The records:
** Start **

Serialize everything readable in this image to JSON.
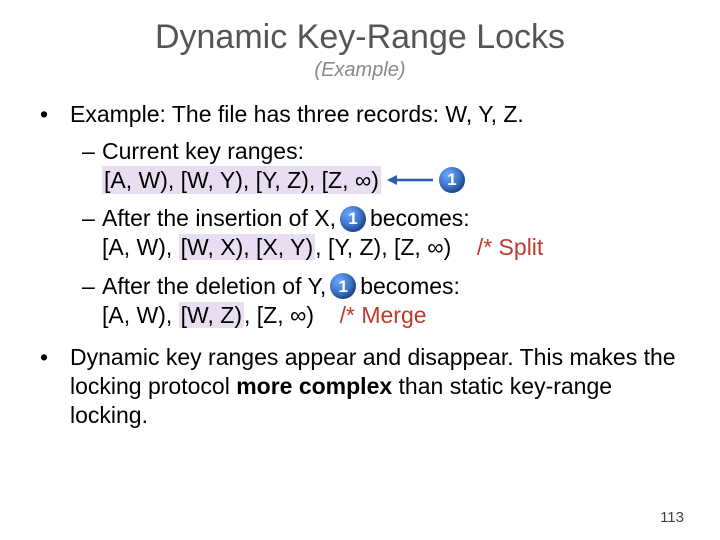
{
  "title": "Dynamic Key-Range Locks",
  "subtitle": "(Example)",
  "bullet1": "Example: The file has three records: W, Y, Z.",
  "sub1": {
    "dash": "–",
    "line1": "Current key ranges:",
    "ranges": "[A, W), [W, Y), [Y, Z), [Z, ∞)",
    "badge": "1"
  },
  "sub2": {
    "dash": "–",
    "pre": "After the insertion of X, ",
    "badge": "1",
    "post": " becomes:",
    "ranges_a": "[A, W), ",
    "ranges_hl": "[W, X), [X, Y)",
    "ranges_b": ", [Y, Z), [Z, ∞)",
    "comment": "/* Split"
  },
  "sub3": {
    "dash": "–",
    "pre": "After the deletion of Y, ",
    "badge": "1",
    "post": " becomes:",
    "ranges_a": "[A, W), ",
    "ranges_hl": "[W, Z)",
    "ranges_b": ", [Z, ∞)",
    "comment": "/* Merge"
  },
  "bullet2_a": "Dynamic key ranges appear and disappear. This makes the locking protocol ",
  "bullet2_strong": "more complex",
  "bullet2_b": " than static key-range locking.",
  "dot": "•",
  "pagenum": "113"
}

** End **

What to work on: Copy the data word for word. Pictures do not go in the copy.

The solution:
Serialize everything readable in this image to JSON.
{
  "title": "Dynamic Key-Range Locks",
  "subtitle": "(Example)",
  "bullet1": "Example: The file has three records: W, Y, Z.",
  "sub1": {
    "dash": "–",
    "line1": "Current key ranges:",
    "ranges": "[A, W), [W, Y), [Y, Z), [Z, ∞)",
    "badge": "1"
  },
  "sub2": {
    "dash": "–",
    "pre": "After the insertion of X, ",
    "badge": "1",
    "post": " becomes:",
    "ranges_a": "[A, W), ",
    "ranges_hl": "[W, X), [X, Y)",
    "ranges_b": ", [Y, Z), [Z, ∞)",
    "comment": "/* Split"
  },
  "sub3": {
    "dash": "–",
    "pre": "After the deletion of Y, ",
    "badge": "1",
    "post": " becomes:",
    "ranges_a": "[A, W), ",
    "ranges_hl": "[W, Z)",
    "ranges_b": ", [Z, ∞)",
    "comment": "/* Merge"
  },
  "bullet2_a": "Dynamic key ranges appear and disappear. This makes the locking protocol ",
  "bullet2_strong": "more complex",
  "bullet2_b": " than static key-range locking.",
  "dot": "•",
  "pagenum": "113"
}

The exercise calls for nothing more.